What you are asked to do →
Identify each line holding the string "structured" and copy it.

(Raw records)
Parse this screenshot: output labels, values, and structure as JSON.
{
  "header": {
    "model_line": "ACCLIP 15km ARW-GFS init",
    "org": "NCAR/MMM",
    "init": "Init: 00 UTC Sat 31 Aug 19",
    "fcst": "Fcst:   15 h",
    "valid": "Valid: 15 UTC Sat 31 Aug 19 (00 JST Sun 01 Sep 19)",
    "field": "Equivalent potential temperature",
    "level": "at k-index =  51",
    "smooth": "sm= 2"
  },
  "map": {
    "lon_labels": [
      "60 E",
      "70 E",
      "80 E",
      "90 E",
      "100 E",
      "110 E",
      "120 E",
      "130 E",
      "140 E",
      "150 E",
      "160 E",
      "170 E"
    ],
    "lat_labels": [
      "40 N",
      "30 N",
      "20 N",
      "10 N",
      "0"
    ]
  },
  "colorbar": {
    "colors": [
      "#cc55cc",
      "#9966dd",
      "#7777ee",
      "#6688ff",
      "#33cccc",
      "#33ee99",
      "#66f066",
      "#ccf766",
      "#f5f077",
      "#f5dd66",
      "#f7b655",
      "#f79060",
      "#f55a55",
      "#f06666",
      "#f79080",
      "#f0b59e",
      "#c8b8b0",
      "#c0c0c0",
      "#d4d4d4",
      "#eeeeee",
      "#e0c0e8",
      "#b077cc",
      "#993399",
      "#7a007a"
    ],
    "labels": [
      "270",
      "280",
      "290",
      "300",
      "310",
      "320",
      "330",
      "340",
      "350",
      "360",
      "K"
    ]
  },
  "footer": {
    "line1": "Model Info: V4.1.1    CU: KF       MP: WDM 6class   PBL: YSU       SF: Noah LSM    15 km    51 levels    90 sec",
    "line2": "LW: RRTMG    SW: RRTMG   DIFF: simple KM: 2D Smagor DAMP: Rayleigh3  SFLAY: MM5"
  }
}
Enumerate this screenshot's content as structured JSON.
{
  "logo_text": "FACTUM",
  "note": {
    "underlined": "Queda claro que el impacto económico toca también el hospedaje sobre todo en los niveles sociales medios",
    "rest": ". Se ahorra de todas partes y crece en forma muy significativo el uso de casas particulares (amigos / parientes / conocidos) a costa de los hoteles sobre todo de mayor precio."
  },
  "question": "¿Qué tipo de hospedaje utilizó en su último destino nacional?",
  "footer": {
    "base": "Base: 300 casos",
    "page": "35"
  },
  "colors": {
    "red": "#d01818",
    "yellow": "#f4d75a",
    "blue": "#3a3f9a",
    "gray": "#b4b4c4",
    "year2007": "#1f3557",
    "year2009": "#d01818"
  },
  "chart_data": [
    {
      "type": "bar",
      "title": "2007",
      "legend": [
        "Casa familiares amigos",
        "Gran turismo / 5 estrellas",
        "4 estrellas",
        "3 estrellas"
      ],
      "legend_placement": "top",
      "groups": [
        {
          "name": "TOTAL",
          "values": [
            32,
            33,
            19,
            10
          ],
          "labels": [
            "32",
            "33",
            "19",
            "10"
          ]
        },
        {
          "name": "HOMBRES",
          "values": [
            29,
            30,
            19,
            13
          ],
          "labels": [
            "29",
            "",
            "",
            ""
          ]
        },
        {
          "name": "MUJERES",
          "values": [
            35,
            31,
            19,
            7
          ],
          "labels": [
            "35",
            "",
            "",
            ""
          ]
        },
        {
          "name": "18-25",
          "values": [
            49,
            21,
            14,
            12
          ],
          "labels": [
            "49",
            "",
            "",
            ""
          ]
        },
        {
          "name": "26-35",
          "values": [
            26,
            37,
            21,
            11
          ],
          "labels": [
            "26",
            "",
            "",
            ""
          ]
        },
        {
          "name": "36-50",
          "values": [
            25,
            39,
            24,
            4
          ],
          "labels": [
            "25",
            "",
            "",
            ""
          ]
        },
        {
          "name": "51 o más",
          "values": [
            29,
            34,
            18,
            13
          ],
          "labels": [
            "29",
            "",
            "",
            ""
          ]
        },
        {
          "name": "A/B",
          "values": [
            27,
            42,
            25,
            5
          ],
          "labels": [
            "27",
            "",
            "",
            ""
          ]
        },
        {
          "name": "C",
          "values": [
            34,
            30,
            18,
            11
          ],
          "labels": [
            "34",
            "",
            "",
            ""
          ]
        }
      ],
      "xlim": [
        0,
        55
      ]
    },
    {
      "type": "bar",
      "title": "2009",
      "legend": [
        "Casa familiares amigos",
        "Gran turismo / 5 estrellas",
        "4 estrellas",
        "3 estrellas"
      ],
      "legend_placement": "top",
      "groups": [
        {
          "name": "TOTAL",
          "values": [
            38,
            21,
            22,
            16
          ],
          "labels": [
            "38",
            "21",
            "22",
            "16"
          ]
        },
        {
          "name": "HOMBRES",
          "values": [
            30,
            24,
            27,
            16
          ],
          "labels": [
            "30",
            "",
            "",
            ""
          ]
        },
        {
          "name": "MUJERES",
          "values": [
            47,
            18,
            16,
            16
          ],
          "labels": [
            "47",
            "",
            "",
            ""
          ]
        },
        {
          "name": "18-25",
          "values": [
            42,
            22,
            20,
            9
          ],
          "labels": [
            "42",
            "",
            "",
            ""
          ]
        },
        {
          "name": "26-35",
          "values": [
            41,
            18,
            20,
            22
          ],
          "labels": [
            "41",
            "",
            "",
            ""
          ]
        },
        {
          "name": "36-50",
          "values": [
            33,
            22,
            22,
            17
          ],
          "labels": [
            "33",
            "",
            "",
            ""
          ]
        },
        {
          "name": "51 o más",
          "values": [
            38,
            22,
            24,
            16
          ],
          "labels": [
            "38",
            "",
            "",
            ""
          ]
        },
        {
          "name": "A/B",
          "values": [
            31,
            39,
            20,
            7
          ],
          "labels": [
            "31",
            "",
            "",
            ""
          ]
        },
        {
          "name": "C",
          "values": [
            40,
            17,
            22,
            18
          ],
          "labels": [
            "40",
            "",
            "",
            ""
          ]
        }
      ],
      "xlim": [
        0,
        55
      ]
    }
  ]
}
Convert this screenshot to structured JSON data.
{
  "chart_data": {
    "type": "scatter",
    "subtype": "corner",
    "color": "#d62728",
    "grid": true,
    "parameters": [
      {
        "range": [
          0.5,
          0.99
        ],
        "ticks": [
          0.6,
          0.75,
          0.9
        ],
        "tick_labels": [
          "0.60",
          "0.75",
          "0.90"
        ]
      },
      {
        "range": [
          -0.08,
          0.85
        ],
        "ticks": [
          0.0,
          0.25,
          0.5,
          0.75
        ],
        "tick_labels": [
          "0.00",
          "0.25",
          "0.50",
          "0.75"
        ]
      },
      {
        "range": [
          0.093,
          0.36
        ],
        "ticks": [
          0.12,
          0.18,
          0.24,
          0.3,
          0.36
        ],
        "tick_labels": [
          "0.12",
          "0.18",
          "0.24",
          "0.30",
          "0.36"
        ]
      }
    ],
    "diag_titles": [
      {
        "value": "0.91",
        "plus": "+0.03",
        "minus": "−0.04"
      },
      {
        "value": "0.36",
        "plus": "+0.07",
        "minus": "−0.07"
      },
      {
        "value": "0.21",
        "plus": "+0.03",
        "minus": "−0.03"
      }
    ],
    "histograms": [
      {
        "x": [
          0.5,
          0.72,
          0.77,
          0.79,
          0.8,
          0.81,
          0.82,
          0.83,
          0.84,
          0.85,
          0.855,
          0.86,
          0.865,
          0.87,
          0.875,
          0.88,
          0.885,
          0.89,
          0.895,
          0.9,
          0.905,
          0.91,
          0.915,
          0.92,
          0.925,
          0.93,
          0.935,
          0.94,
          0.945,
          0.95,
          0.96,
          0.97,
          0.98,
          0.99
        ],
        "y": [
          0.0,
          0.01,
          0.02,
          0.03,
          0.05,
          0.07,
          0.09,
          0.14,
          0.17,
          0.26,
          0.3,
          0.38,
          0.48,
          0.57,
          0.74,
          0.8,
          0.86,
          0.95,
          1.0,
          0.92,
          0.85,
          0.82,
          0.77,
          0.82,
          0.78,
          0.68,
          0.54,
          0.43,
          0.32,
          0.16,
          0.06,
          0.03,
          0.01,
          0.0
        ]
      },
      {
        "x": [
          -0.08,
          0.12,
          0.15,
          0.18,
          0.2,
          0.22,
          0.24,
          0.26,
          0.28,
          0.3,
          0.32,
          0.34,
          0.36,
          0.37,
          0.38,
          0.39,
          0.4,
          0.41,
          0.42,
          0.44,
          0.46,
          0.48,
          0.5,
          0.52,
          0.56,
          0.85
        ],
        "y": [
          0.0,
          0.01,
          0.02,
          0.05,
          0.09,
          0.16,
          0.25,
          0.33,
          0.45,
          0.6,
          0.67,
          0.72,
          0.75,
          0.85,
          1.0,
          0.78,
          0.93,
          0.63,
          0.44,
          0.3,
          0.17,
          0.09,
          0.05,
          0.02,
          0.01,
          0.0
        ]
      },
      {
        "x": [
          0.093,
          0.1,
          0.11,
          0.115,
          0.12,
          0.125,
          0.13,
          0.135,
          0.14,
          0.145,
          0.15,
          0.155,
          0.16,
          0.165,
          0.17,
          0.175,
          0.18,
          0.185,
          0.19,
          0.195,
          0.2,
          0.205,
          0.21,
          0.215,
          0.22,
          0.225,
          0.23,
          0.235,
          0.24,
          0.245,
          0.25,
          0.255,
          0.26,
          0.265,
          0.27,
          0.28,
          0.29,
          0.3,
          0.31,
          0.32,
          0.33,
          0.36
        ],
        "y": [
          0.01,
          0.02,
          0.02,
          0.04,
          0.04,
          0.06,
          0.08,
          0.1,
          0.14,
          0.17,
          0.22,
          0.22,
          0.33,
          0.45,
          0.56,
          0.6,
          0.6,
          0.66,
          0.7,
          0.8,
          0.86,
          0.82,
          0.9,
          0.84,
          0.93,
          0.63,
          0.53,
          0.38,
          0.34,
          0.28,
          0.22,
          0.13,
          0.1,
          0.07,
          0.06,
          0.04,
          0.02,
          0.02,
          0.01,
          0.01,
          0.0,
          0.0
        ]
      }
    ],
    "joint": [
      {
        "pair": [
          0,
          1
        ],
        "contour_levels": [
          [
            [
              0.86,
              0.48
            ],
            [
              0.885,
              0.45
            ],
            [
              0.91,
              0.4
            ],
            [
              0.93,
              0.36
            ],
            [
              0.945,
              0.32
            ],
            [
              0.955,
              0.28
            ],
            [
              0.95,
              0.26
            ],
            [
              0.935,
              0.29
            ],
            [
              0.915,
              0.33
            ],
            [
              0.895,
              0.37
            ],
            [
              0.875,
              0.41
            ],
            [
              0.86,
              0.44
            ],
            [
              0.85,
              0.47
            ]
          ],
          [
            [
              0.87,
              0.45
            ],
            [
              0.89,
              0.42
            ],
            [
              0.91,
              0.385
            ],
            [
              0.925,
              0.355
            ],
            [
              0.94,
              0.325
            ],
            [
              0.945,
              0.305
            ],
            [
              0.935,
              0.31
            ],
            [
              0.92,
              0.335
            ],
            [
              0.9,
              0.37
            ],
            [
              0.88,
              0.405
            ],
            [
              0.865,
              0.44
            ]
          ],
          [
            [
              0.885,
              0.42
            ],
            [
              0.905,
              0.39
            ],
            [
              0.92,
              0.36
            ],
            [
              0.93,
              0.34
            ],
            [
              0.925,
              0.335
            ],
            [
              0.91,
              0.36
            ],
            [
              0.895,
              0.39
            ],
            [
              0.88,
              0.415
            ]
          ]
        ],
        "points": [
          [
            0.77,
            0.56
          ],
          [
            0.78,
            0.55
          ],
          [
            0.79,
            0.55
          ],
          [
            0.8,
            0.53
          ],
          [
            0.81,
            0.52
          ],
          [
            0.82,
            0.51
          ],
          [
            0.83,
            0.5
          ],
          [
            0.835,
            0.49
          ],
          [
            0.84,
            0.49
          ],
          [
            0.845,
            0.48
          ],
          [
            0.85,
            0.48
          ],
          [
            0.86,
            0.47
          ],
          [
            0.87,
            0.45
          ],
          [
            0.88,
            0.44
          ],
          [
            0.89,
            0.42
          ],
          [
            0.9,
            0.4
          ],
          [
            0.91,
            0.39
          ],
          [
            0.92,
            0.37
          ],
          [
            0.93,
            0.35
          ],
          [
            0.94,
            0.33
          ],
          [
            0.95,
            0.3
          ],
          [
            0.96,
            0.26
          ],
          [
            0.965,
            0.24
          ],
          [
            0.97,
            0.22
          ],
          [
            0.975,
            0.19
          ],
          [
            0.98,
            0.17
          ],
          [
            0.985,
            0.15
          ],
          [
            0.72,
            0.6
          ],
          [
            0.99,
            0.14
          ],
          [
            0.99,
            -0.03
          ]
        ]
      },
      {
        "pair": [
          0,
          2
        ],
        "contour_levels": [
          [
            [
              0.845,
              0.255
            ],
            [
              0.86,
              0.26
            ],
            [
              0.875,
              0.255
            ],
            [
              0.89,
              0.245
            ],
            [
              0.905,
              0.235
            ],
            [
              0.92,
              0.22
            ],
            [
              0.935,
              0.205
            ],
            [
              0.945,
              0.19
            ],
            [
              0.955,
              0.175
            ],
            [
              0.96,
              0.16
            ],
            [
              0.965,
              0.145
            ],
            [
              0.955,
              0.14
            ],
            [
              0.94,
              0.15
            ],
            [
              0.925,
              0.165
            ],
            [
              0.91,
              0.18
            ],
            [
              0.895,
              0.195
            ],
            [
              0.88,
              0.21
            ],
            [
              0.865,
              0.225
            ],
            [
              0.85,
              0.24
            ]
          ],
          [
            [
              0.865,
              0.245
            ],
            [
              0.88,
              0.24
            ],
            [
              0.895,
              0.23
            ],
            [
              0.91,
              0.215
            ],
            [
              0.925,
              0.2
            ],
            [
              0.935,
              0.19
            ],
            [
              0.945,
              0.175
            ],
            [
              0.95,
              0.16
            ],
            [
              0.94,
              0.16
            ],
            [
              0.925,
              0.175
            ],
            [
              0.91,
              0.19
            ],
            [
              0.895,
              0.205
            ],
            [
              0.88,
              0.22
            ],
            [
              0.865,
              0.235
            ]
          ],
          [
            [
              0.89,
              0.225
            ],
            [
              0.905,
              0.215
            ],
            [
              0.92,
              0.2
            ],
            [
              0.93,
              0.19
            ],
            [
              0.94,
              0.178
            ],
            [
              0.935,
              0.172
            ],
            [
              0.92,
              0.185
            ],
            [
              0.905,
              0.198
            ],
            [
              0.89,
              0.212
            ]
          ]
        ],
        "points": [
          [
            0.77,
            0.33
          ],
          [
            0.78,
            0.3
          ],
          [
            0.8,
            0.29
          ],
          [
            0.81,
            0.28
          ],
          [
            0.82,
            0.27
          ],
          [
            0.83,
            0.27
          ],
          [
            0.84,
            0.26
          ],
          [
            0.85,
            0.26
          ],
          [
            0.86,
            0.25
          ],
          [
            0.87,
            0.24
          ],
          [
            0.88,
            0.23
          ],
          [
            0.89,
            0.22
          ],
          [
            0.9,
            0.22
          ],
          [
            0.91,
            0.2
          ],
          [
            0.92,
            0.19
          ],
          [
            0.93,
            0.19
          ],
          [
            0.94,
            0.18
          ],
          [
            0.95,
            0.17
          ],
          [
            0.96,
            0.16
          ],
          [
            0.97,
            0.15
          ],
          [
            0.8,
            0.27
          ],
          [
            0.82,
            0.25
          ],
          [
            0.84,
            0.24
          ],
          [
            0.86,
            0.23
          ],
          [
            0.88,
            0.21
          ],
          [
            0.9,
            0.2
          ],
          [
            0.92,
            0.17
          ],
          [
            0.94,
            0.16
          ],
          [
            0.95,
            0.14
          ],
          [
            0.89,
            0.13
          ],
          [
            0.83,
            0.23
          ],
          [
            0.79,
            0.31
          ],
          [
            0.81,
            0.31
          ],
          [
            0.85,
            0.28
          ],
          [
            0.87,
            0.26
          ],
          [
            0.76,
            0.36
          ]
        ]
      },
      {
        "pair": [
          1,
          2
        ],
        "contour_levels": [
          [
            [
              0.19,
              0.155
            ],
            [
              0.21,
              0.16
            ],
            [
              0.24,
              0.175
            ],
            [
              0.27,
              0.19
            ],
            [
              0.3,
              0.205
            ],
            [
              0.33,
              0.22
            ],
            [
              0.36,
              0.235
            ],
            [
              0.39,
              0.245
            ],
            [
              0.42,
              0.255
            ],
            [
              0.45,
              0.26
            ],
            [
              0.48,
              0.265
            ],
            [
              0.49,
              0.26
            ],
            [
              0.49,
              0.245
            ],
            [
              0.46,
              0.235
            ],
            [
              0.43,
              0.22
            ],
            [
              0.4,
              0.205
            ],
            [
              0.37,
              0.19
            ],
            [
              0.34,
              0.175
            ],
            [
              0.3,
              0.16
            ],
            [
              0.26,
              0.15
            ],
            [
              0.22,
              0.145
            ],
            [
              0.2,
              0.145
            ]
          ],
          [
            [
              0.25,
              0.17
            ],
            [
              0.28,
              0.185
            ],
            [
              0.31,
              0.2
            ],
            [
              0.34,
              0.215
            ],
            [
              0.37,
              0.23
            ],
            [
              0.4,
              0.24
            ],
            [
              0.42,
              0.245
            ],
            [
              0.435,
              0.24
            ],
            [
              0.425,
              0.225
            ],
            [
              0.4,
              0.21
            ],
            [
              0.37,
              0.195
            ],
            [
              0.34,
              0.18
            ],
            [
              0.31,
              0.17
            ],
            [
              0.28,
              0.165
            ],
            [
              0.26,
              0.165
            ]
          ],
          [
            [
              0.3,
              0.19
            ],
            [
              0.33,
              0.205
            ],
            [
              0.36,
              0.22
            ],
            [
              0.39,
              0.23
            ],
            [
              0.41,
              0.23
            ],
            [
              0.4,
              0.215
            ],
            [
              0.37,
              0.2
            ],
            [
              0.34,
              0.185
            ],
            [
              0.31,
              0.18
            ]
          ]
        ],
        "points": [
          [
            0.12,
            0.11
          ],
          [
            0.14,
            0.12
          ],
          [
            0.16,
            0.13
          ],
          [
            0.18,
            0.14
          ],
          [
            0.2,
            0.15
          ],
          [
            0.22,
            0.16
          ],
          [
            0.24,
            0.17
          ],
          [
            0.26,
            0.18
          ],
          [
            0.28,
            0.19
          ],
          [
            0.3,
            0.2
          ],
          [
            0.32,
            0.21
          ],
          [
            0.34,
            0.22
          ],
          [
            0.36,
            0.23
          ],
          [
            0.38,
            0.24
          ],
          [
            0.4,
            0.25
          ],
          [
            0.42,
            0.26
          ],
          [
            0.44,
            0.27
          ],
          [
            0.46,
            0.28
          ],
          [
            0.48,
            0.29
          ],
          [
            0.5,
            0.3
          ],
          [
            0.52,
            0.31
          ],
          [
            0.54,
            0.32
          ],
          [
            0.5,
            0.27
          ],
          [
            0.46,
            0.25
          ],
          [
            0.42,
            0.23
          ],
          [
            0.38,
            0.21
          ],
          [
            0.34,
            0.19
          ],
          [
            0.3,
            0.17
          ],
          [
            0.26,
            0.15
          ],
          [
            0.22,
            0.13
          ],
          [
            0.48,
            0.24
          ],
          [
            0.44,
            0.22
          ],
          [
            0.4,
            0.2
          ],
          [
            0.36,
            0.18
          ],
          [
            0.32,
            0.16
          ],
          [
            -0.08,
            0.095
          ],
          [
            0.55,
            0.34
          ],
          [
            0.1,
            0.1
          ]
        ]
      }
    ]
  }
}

Answer to the task →
Enumerate this screenshot's content as structured JSON.
Convert this screenshot to structured JSON data.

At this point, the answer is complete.